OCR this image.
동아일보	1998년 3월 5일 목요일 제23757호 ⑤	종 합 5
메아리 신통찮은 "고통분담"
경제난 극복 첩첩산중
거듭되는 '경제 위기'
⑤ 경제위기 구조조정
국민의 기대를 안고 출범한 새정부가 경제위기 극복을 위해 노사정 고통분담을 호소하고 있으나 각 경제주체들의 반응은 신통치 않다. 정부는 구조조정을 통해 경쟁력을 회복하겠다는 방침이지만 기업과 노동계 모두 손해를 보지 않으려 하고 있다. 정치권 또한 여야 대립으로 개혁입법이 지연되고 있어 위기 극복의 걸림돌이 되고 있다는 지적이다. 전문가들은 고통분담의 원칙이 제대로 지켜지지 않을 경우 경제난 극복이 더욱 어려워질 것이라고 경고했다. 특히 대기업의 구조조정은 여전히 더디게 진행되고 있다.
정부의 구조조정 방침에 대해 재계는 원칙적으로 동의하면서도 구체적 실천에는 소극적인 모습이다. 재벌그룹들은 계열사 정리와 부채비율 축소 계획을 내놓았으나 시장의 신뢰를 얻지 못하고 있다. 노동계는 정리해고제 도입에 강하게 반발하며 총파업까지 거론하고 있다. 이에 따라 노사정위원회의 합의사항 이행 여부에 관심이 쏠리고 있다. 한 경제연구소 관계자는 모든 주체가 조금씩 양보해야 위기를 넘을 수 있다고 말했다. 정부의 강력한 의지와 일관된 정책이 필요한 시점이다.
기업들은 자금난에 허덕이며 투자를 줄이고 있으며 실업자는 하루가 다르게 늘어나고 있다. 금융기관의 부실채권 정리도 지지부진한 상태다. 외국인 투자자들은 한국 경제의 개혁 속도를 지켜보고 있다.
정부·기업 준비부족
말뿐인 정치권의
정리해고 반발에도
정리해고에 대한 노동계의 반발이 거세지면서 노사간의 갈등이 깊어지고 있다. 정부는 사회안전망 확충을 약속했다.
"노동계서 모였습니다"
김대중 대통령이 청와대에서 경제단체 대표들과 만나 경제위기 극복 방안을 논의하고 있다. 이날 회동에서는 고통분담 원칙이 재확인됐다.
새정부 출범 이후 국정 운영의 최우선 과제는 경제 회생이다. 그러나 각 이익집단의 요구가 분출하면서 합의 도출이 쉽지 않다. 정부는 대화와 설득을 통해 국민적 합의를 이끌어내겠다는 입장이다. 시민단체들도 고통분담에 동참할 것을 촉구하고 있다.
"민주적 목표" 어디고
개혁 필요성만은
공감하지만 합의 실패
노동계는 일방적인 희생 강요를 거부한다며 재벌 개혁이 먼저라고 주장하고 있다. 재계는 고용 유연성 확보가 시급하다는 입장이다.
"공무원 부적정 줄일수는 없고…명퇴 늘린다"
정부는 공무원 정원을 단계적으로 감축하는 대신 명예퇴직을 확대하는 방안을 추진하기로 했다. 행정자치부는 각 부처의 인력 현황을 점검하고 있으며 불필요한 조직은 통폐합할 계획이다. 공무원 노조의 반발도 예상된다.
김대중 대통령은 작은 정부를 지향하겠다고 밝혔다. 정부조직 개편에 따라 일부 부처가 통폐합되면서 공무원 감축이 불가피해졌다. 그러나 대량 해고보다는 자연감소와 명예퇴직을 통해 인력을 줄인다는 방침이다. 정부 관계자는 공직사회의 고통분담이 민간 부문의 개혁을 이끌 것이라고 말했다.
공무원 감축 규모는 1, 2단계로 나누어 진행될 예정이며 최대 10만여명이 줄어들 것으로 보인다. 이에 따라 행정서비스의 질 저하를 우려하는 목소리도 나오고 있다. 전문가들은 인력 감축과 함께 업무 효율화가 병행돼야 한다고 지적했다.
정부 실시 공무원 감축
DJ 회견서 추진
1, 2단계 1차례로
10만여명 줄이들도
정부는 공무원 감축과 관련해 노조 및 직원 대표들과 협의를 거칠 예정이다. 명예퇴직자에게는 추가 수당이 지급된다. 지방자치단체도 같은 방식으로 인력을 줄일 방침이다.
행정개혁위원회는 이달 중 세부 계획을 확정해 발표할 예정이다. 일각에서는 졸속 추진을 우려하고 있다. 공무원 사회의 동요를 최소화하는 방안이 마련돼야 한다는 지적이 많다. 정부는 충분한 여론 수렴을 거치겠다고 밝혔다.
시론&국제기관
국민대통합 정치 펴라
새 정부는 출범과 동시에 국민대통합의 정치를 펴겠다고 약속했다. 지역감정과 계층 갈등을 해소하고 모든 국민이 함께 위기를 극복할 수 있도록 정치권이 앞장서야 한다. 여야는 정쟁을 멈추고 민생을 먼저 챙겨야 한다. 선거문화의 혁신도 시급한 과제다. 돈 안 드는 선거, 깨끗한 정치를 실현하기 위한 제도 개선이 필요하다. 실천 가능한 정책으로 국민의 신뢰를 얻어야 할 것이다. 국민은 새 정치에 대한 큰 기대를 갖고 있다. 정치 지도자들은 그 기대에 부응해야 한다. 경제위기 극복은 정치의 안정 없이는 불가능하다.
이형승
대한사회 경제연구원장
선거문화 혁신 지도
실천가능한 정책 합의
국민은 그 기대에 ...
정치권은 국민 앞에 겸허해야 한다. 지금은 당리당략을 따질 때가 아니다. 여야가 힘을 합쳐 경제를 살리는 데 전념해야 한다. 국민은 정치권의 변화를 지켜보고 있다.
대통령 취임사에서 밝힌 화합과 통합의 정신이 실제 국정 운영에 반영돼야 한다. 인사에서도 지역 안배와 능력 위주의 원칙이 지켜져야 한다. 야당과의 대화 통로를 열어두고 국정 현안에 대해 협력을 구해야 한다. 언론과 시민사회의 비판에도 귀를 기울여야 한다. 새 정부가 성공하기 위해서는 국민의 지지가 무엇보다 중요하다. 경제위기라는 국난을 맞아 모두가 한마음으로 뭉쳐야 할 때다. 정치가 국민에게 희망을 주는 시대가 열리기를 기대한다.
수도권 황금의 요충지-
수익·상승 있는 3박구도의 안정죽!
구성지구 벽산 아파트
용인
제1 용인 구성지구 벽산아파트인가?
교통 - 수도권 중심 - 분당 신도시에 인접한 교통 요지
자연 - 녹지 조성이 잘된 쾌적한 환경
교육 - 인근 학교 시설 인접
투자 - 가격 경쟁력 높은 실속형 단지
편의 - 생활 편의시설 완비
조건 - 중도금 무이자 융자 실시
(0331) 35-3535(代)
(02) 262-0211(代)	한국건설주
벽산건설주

+--

▸ Given problem
What is the number of lines above that contain "명예퇴직을"? Answer with that number only.

▸ Exercise output
2